● Exercise description
Gather each line of the records where "南方商业的繁荣" appears.

## Begin

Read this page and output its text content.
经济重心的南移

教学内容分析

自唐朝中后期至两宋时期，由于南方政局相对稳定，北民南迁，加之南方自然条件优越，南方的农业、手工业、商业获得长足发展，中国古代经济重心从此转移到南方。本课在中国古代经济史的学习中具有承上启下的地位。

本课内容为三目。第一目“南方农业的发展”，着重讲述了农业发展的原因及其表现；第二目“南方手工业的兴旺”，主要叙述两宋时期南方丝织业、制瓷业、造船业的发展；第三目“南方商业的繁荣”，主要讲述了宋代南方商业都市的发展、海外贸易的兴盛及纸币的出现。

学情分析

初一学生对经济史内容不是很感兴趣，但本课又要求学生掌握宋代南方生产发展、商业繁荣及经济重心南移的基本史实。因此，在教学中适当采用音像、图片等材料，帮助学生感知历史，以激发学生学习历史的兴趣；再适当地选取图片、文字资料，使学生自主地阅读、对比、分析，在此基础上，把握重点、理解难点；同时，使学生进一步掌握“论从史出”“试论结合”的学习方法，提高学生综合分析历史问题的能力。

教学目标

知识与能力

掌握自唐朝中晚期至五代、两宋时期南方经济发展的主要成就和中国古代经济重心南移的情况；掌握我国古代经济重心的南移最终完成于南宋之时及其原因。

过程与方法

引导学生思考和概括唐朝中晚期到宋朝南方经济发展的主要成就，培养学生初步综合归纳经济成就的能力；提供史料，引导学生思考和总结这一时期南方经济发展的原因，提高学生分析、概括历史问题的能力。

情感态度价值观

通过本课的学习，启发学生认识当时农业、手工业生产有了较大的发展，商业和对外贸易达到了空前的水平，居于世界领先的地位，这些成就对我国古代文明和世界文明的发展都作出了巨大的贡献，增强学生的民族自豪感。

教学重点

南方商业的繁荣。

## End

● The answer
本课内容为三目。第一目“南方农业的发展”，着重讲述了农业发展的原因及其表现；第二目“南方手工业的兴旺”，主要叙述两宋时期南方丝织业、制瓷业、造船业的发展；第三目“南方商业的繁荣”，主要讲述了宋代南方商业都市的发展、海外贸易的兴盛及纸币的出现。
南方商业的繁荣。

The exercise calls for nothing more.